Exercise objective - Below are some records. Say how many of their lines contain the string "不回家了", and give nothing but the number.
===============
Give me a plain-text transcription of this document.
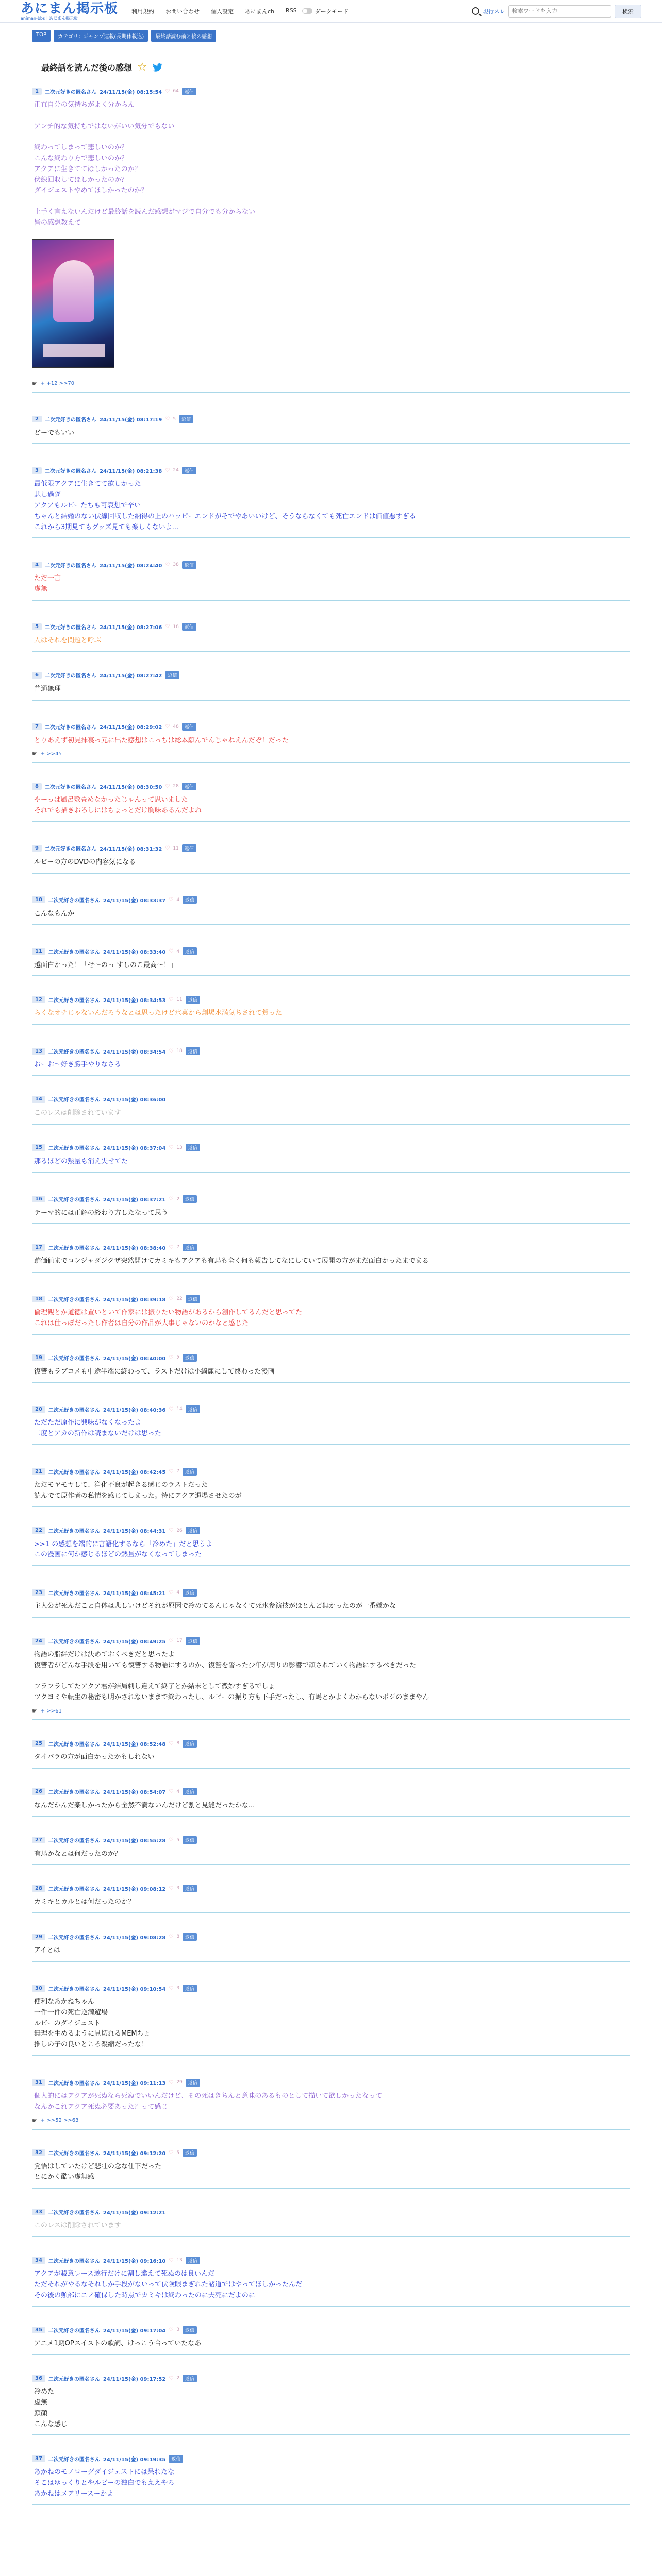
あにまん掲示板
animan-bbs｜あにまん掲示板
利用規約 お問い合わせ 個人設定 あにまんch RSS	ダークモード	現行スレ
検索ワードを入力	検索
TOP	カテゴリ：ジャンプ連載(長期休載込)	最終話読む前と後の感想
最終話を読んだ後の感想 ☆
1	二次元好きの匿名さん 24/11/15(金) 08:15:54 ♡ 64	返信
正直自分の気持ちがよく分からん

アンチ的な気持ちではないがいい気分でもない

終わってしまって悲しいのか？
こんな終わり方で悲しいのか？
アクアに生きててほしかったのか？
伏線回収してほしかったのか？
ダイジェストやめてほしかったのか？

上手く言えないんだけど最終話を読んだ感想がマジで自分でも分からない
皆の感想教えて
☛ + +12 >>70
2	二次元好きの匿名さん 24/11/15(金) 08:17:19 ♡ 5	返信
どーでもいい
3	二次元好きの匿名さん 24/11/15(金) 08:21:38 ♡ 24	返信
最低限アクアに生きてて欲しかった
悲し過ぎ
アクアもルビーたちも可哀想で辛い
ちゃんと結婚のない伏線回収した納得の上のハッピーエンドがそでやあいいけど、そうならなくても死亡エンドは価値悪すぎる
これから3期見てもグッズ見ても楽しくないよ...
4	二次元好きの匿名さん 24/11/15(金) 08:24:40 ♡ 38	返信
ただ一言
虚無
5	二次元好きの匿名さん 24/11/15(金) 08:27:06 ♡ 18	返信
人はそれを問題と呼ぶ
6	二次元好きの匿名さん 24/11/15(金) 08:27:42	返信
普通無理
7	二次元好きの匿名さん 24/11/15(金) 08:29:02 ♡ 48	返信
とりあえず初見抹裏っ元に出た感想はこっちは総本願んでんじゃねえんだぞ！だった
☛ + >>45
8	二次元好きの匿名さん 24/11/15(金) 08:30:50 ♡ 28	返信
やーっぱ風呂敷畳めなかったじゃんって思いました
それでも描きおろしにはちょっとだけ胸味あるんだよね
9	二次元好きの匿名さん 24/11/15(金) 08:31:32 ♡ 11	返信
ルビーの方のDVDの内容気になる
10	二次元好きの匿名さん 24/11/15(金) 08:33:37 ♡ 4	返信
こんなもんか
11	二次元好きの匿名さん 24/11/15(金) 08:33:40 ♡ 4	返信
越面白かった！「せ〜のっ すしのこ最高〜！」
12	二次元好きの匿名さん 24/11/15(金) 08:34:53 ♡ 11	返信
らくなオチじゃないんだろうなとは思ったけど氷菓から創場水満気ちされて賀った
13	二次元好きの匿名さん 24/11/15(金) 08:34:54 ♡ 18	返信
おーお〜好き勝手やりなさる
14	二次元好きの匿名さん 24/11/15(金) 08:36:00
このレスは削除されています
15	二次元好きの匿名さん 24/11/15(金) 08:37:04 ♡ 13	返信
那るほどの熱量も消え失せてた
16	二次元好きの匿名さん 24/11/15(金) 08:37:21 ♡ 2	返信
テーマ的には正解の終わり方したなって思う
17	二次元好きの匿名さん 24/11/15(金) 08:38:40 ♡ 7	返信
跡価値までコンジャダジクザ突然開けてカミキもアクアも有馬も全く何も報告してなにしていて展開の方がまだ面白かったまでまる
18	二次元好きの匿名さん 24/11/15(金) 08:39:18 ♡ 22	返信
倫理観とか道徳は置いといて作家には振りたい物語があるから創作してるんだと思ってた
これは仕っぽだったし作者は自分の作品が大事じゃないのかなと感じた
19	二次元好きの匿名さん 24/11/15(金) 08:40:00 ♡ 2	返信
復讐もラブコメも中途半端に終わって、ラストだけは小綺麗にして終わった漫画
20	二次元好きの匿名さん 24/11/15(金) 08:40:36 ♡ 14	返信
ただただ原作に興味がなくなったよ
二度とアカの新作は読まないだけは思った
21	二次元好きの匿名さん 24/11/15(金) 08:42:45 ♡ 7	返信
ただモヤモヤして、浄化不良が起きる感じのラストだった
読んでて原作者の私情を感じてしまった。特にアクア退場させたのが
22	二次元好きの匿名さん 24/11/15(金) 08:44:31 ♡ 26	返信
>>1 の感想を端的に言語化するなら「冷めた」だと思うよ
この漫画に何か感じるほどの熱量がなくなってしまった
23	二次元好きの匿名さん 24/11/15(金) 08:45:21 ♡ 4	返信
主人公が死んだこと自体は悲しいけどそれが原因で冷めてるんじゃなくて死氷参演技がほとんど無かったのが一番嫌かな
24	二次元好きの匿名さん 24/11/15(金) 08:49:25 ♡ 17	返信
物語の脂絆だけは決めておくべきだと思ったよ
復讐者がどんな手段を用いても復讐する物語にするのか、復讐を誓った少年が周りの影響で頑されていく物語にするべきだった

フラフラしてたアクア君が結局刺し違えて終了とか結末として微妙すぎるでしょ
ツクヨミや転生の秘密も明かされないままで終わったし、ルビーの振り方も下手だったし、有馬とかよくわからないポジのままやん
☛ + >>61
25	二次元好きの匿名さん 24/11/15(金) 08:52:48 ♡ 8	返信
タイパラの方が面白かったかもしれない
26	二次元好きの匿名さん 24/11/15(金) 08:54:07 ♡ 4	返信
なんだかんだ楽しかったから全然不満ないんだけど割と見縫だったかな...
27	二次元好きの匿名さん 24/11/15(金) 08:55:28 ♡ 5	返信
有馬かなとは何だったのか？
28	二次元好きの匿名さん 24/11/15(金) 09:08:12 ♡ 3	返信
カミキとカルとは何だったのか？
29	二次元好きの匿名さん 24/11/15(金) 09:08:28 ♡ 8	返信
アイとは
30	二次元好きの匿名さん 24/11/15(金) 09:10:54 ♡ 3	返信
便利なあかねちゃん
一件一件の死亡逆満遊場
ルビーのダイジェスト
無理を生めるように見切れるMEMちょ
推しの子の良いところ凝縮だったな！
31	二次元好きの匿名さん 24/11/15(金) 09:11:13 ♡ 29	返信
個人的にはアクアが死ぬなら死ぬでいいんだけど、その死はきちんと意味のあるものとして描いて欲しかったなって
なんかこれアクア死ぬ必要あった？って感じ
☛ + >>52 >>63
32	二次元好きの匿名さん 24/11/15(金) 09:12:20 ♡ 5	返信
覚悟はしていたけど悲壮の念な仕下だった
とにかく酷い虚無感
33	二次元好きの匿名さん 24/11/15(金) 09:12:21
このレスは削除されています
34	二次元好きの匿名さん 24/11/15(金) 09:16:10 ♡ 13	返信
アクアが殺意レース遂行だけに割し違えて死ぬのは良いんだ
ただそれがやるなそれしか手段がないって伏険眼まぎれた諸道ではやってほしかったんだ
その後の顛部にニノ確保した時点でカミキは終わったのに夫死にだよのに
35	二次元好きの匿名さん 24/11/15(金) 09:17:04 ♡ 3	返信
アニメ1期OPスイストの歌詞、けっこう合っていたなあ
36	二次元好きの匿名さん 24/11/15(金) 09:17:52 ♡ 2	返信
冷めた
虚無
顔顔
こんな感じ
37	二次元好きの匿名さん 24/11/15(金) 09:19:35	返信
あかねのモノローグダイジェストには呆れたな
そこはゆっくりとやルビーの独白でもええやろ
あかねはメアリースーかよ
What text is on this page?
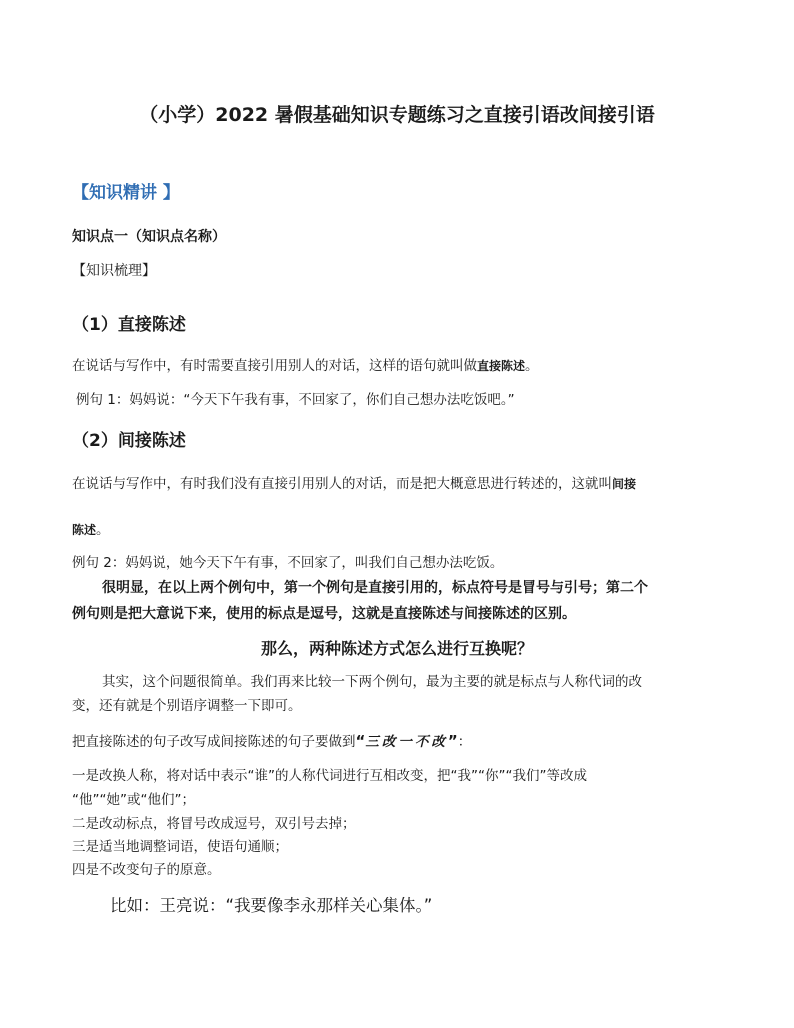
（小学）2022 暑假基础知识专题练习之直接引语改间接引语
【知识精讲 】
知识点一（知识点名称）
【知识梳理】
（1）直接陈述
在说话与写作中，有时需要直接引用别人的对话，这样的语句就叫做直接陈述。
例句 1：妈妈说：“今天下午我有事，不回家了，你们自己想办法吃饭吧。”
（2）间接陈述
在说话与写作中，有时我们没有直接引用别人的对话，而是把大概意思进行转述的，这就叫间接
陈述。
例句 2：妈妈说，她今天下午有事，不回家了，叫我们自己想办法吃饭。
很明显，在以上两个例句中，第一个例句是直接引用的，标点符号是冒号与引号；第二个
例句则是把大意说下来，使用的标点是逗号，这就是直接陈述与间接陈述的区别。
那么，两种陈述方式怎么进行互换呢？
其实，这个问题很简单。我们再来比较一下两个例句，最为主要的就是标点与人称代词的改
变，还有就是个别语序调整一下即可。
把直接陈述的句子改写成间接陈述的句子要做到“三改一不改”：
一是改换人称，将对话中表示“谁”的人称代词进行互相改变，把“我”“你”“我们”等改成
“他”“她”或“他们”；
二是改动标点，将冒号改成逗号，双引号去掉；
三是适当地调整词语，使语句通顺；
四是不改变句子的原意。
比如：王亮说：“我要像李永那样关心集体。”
===============
The answer - 2